Written exercise:
All of the records listed below should be retyped exactly.

Lines of data
┏━━

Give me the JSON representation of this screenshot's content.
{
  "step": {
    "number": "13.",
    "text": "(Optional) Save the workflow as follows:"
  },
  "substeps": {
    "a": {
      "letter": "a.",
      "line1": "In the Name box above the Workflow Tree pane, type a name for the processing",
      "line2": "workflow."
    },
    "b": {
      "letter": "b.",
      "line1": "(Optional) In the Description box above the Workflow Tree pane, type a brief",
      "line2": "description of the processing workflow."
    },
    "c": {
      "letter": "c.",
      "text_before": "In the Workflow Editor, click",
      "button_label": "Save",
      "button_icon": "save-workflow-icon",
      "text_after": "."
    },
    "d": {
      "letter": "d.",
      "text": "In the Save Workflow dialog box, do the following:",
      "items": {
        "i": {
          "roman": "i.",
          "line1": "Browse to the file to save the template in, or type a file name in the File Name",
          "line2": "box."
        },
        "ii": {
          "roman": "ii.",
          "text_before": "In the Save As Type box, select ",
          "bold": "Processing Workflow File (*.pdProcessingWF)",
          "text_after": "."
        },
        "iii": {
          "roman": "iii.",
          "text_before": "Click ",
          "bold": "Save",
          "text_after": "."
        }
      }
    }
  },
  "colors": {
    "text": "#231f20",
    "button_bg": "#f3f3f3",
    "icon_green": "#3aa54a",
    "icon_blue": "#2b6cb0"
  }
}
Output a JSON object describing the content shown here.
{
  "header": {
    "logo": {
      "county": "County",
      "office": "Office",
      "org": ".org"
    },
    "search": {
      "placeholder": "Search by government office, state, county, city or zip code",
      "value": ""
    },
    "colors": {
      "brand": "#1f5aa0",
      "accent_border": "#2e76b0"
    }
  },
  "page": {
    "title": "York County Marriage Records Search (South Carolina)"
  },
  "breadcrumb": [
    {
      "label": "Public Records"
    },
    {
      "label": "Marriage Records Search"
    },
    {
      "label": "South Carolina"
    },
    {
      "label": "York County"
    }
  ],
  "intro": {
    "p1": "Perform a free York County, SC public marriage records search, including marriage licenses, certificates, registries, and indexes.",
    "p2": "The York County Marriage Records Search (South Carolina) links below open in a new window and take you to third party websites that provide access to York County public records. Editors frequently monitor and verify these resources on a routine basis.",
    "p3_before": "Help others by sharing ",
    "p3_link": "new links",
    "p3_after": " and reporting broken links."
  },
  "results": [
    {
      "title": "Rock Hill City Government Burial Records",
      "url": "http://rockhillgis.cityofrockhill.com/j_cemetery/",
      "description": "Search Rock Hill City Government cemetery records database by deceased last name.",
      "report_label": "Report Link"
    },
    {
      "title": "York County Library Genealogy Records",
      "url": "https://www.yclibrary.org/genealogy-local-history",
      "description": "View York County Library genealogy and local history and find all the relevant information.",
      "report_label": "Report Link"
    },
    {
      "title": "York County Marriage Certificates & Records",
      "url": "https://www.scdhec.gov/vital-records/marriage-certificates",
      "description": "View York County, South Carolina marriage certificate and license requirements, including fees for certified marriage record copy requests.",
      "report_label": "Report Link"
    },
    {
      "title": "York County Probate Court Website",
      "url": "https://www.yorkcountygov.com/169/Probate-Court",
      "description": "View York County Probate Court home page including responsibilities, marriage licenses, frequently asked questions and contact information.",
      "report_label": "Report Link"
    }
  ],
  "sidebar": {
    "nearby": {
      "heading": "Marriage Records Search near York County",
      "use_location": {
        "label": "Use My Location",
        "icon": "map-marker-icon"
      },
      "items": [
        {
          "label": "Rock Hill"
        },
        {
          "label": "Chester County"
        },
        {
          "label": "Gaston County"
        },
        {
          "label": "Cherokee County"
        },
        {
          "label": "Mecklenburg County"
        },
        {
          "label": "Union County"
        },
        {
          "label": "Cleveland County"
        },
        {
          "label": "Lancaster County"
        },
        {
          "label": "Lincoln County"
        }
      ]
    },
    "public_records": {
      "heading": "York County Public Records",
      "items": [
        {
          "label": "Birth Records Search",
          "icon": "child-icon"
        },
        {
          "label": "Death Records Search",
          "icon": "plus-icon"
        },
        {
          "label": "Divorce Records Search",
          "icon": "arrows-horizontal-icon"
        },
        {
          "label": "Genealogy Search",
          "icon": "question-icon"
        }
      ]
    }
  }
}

┗━━

Final result:
Give me the JSON representation of this screenshot's content.
{
  "step": {
    "number": "13.",
    "text": "(Optional) Save the workflow as follows:"
  },
  "substeps": {
    "a": {
      "letter": "a.",
      "line1": "In the Name box above the Workflow Tree pane, type a name for the processing",
      "line2": "workflow."
    },
    "b": {
      "letter": "b.",
      "line1": "(Optional) In the Description box above the Workflow Tree pane, type a brief",
      "line2": "description of the processing workflow."
    },
    "c": {
      "letter": "c.",
      "text_before": "In the Workflow Editor, click",
      "button_label": "Save",
      "button_icon": "save-workflow-icon",
      "text_after": "."
    },
    "d": {
      "letter": "d.",
      "text": "In the Save Workflow dialog box, do the following:",
      "items": {
        "i": {
          "roman": "i.",
          "line1": "Browse to the file to save the template in, or type a file name in the File Name",
          "line2": "box."
        },
        "ii": {
          "roman": "ii.",
          "text_before": "In the Save As Type box, select ",
          "bold": "Processing Workflow File (*.pdProcessingWF)",
          "text_after": "."
        },
        "iii": {
          "roman": "iii.",
          "text_before": "Click ",
          "bold": "Save",
          "text_after": "."
        }
      }
    }
  },
  "colors": {
    "text": "#231f20",
    "button_bg": "#f3f3f3",
    "icon_green": "#3aa54a",
    "icon_blue": "#2b6cb0"
  }
}
Output a JSON object describing the content shown here.
{
  "header": {
    "logo": {
      "county": "County",
      "office": "Office",
      "org": ".org"
    },
    "search": {
      "placeholder": "Search by government office, state, county, city or zip code",
      "value": ""
    },
    "colors": {
      "brand": "#1f5aa0",
      "accent_border": "#2e76b0"
    }
  },
  "page": {
    "title": "York County Marriage Records Search (South Carolina)"
  },
  "breadcrumb": [
    {
      "label": "Public Records"
    },
    {
      "label": "Marriage Records Search"
    },
    {
      "label": "South Carolina"
    },
    {
      "label": "York County"
    }
  ],
  "intro": {
    "p1": "Perform a free York County, SC public marriage records search, including marriage licenses, certificates, registries, and indexes.",
    "p2": "The York County Marriage Records Search (South Carolina) links below open in a new window and take you to third party websites that provide access to York County public records. Editors frequently monitor and verify these resources on a routine basis.",
    "p3_before": "Help others by sharing ",
    "p3_link": "new links",
    "p3_after": " and reporting broken links."
  },
  "results": [
    {
      "title": "Rock Hill City Government Burial Records",
      "url": "http://rockhillgis.cityofrockhill.com/j_cemetery/",
      "description": "Search Rock Hill City Government cemetery records database by deceased last name.",
      "report_label": "Report Link"
    },
    {
      "title": "York County Library Genealogy Records",
      "url": "https://www.yclibrary.org/genealogy-local-history",
      "description": "View York County Library genealogy and local history and find all the relevant information.",
      "report_label": "Report Link"
    },
    {
      "title": "York County Marriage Certificates & Records",
      "url": "https://www.scdhec.gov/vital-records/marriage-certificates",
      "description": "View York County, South Carolina marriage certificate and license requirements, including fees for certified marriage record copy requests.",
      "report_label": "Report Link"
    },
    {
      "title": "York County Probate Court Website",
      "url": "https://www.yorkcountygov.com/169/Probate-Court",
      "description": "View York County Probate Court home page including responsibilities, marriage licenses, frequently asked questions and contact information.",
      "report_label": "Report Link"
    }
  ],
  "sidebar": {
    "nearby": {
      "heading": "Marriage Records Search near York County",
      "use_location": {
        "label": "Use My Location",
        "icon": "map-marker-icon"
      },
      "items": [
        {
          "label": "Rock Hill"
        },
        {
          "label": "Chester County"
        },
        {
          "label": "Gaston County"
        },
        {
          "label": "Cherokee County"
        },
        {
          "label": "Mecklenburg County"
        },
        {
          "label": "Union County"
        },
        {
          "label": "Cleveland County"
        },
        {
          "label": "Lancaster County"
        },
        {
          "label": "Lincoln County"
        }
      ]
    },
    "public_records": {
      "heading": "York County Public Records",
      "items": [
        {
          "label": "Birth Records Search",
          "icon": "child-icon"
        },
        {
          "label": "Death Records Search",
          "icon": "plus-icon"
        },
        {
          "label": "Divorce Records Search",
          "icon": "arrows-horizontal-icon"
        },
        {
          "label": "Genealogy Search",
          "icon": "question-icon"
        }
      ]
    }
  }
}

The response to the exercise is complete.